→ **WORK TO COMPLETE**: Show all lines from the listing below that contain "Seasonally".

→ **RECORDS FOR THIS EXERCISE**:

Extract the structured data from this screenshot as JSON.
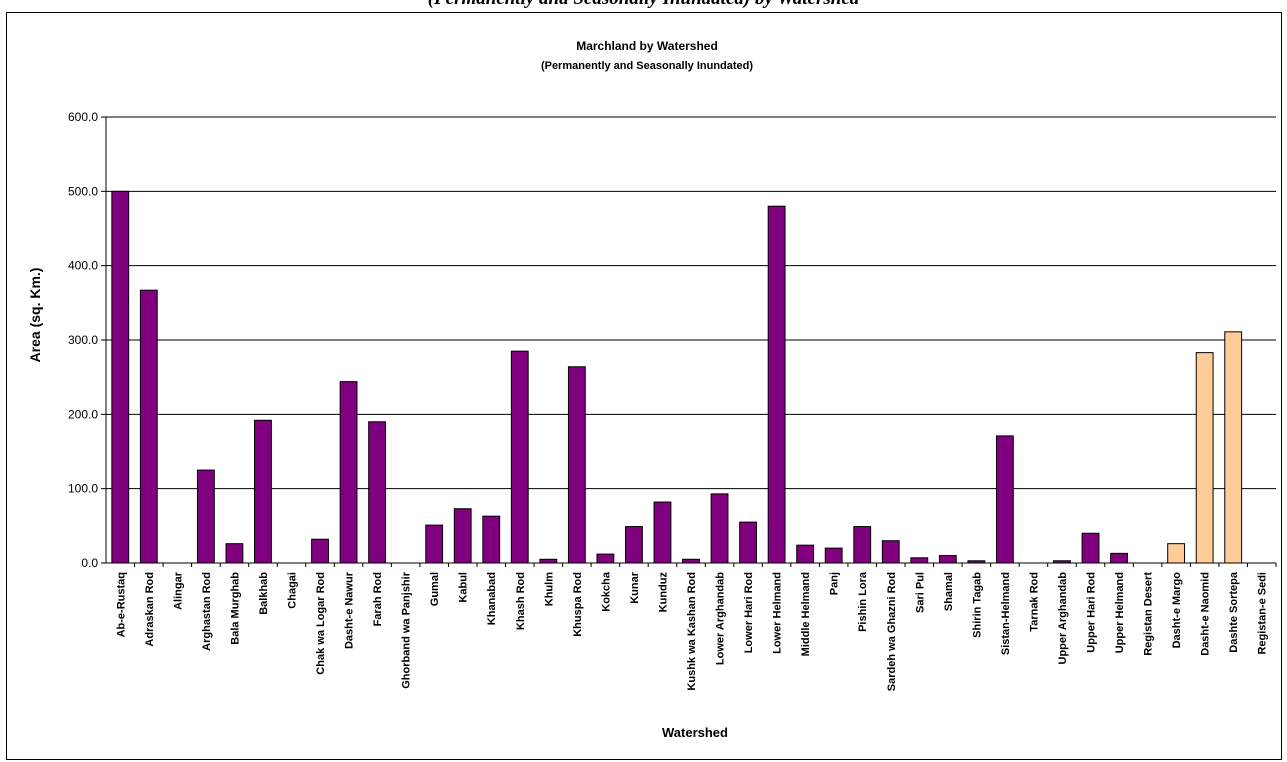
{
  "page_top_text": "(Permanently and Seasonally Inundated) by Watershed",
  "chart_data": {
    "type": "bar",
    "title": "Marchland by Watershed",
    "subtitle": "(Permanently and Seasonally Inundated)",
    "xlabel": "Watershed",
    "ylabel": "Area (sq. Km.)",
    "ylim": [
      0,
      600
    ],
    "yticks": [
      "0.0",
      "100.0",
      "200.0",
      "300.0",
      "400.0",
      "500.0",
      "600.0"
    ],
    "grid": true,
    "legend": "none",
    "colors": {
      "primary": "#800080",
      "highlight": "#FFCC99"
    },
    "categories": [
      "Ab-e-Rustaq",
      "Adraskan Rod",
      "Alingar",
      "Arghastan Rod",
      "Bala Murghab",
      "Balkhab",
      "Chagai",
      "Chak wa Logar Rod",
      "Dasht-e Nawur",
      "Farah Rod",
      "Ghorband wa Panjshir",
      "Gumal",
      "Kabul",
      "Khanabad",
      "Khash Rod",
      "Khulm",
      "Khuspa Rod",
      "Kokcha",
      "Kunar",
      "Kunduz",
      "Kushk wa Kashan Rod",
      "Lower Arghandab",
      "Lower Hari Rod",
      "Lower Helmand",
      "Middle Helmand",
      "Panj",
      "Pishin Lora",
      "Sardeh wa Ghazni Rod",
      "Sari Pul",
      "Shamal",
      "Shirin Tagab",
      "Sistan-Helmand",
      "Tarnak Rod",
      "Upper Arghandab",
      "Upper Hari Rod",
      "Upper Helmand",
      "Registan Desert",
      "Dasht-e Margo",
      "Dasht-e Naomid",
      "Dashte Sortepa",
      "Registan-e Sedi"
    ],
    "values": [
      500,
      367,
      0,
      125,
      26,
      192,
      0,
      32,
      244,
      190,
      0,
      51,
      73,
      63,
      285,
      5,
      264,
      12,
      49,
      82,
      5,
      93,
      55,
      480,
      24,
      20,
      49,
      30,
      7,
      10,
      3,
      171,
      0,
      3,
      40,
      13,
      0,
      26,
      283,
      311,
      0
    ],
    "bar_colors": [
      "primary",
      "primary",
      "primary",
      "primary",
      "primary",
      "primary",
      "primary",
      "primary",
      "primary",
      "primary",
      "primary",
      "primary",
      "primary",
      "primary",
      "primary",
      "primary",
      "primary",
      "primary",
      "primary",
      "primary",
      "primary",
      "primary",
      "primary",
      "primary",
      "primary",
      "primary",
      "primary",
      "primary",
      "primary",
      "primary",
      "primary",
      "primary",
      "primary",
      "primary",
      "primary",
      "primary",
      "primary",
      "highlight",
      "highlight",
      "highlight",
      "highlight"
    ]
  }
}
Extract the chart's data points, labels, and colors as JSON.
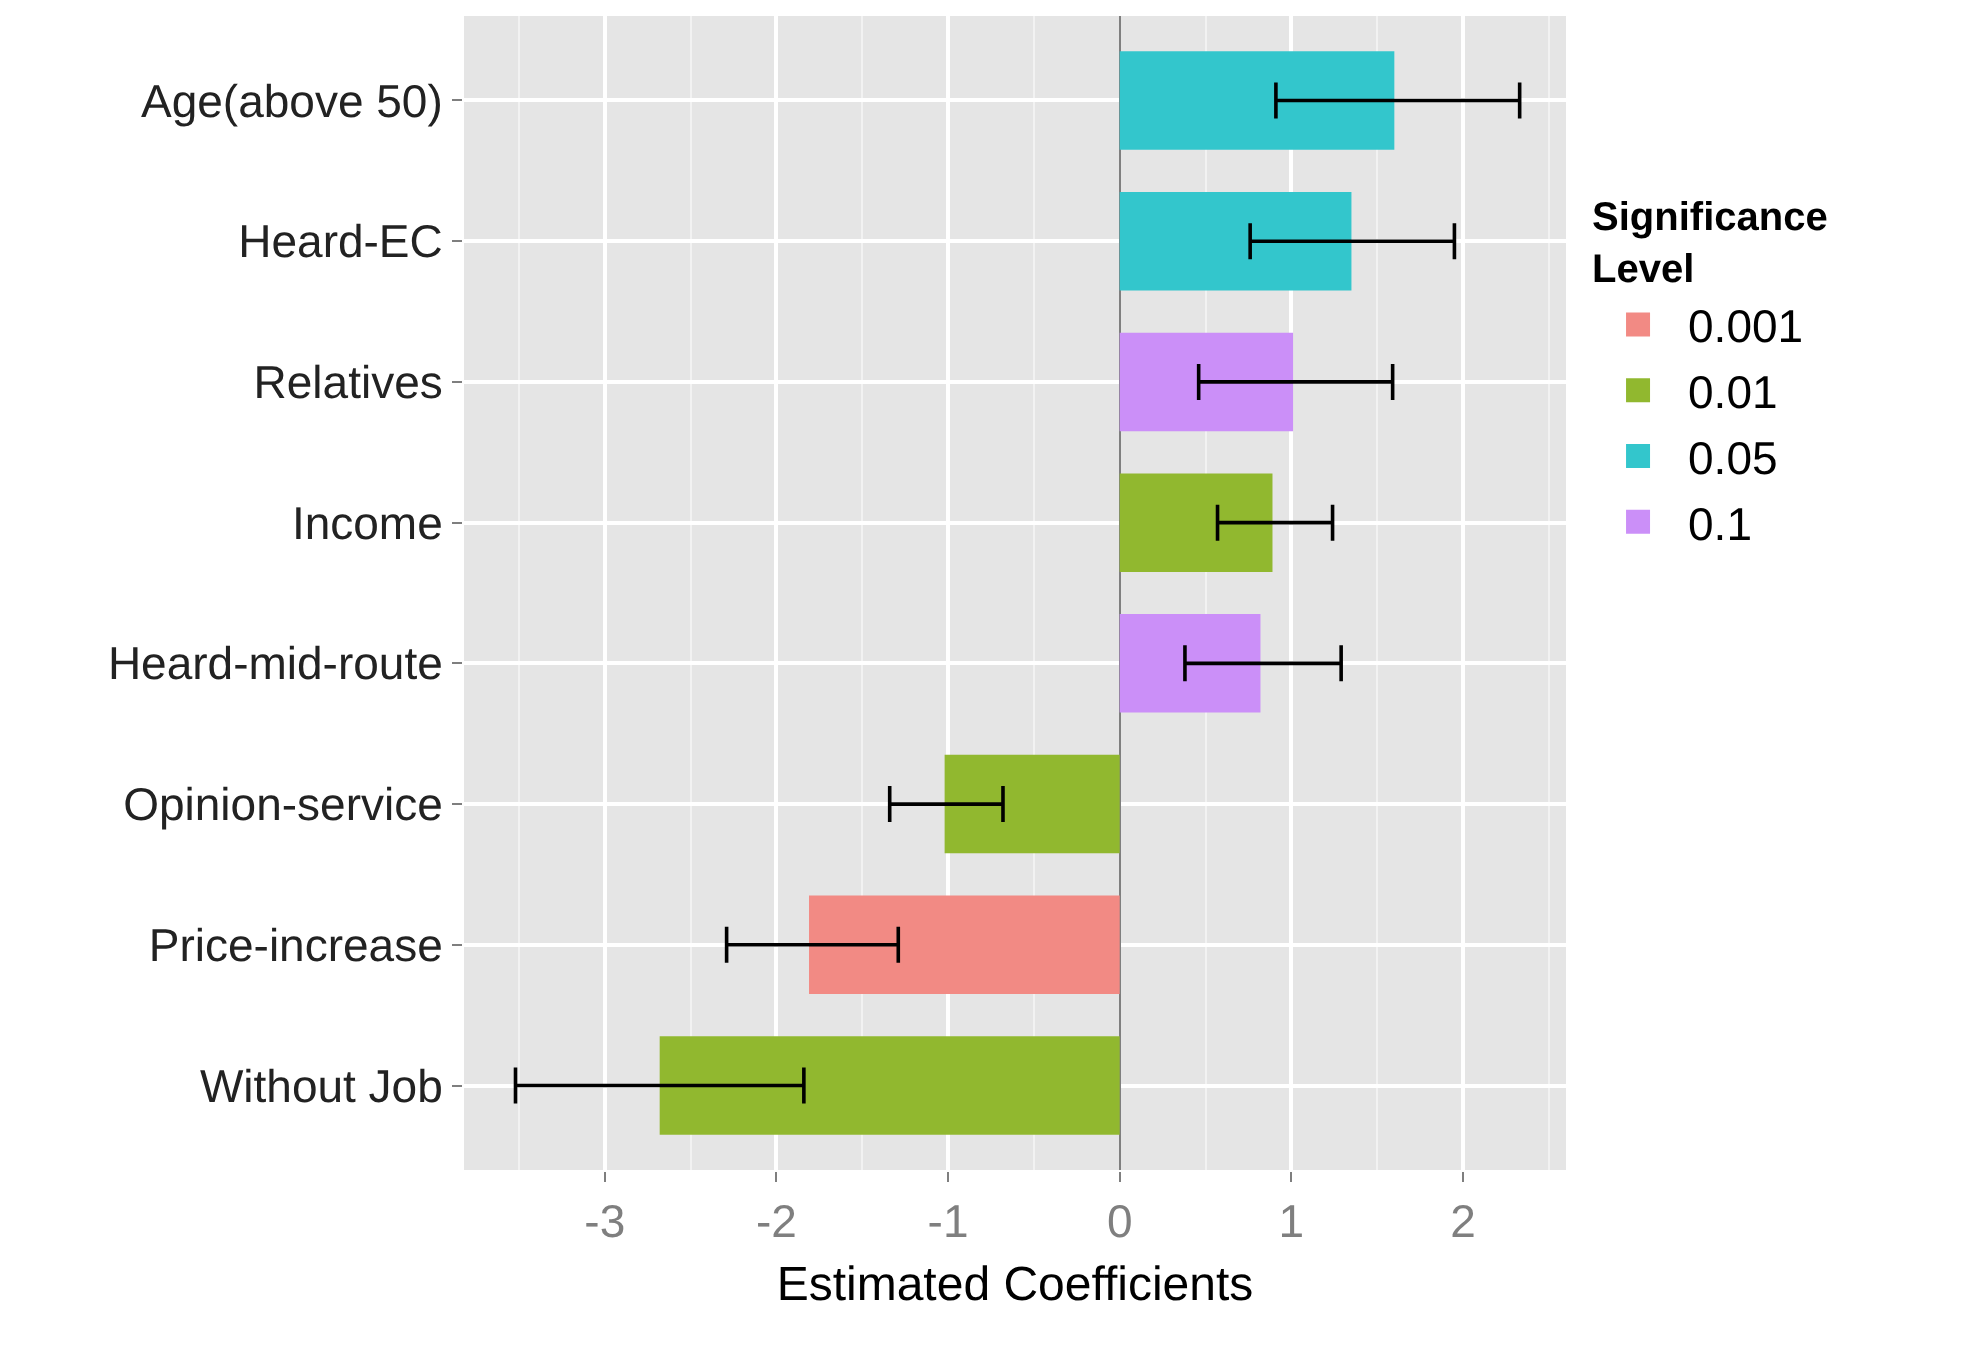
{
  "chart_data": {
    "type": "bar",
    "orientation": "horizontal",
    "xlabel": "Estimated Coefficients",
    "legend_title": "Significance Level",
    "legend": "right",
    "grid": true,
    "categories": [
      "Age(above 50)",
      "Heard-EC",
      "Relatives",
      "Income",
      "Heard-mid-route",
      "Opinion-service",
      "Price-increase",
      "Without Job"
    ],
    "xlim": [
      -3.82,
      2.6
    ],
    "xticks": [
      -3,
      -2,
      -1,
      0,
      1,
      2
    ],
    "series": [
      {
        "name": "0.001",
        "color": "#f28a84",
        "values": [
          null,
          null,
          null,
          null,
          null,
          null,
          -1.81,
          null
        ],
        "errors": [
          null,
          null,
          null,
          null,
          null,
          null,
          [
            -2.29,
            -1.29
          ],
          null
        ]
      },
      {
        "name": "0.01",
        "color": "#91b82f",
        "values": [
          null,
          null,
          null,
          0.89,
          null,
          -1.02,
          null,
          -2.68
        ],
        "errors": [
          null,
          null,
          null,
          [
            0.57,
            1.24
          ],
          null,
          [
            -1.34,
            -0.68
          ],
          null,
          [
            -3.52,
            -1.84
          ]
        ]
      },
      {
        "name": "0.05",
        "color": "#33c6cc",
        "values": [
          1.6,
          1.35,
          null,
          null,
          null,
          null,
          null,
          null
        ],
        "errors": [
          [
            0.91,
            2.33
          ],
          [
            0.76,
            1.95
          ],
          null,
          null,
          null,
          null,
          null,
          null
        ]
      },
      {
        "name": "0.1",
        "color": "#cb8ff8",
        "values": [
          null,
          null,
          1.01,
          null,
          0.82,
          null,
          null,
          null
        ],
        "errors": [
          null,
          null,
          [
            0.46,
            1.59
          ],
          null,
          [
            0.38,
            1.29
          ],
          null,
          null,
          null
        ]
      }
    ]
  }
}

→ **ANSWER TO THIS PROBLEM**:
  "page_top_text": "(Permanently and Seasonally Inundated) by Watershed",
    "subtitle": "(Permanently and Seasonally Inundated)",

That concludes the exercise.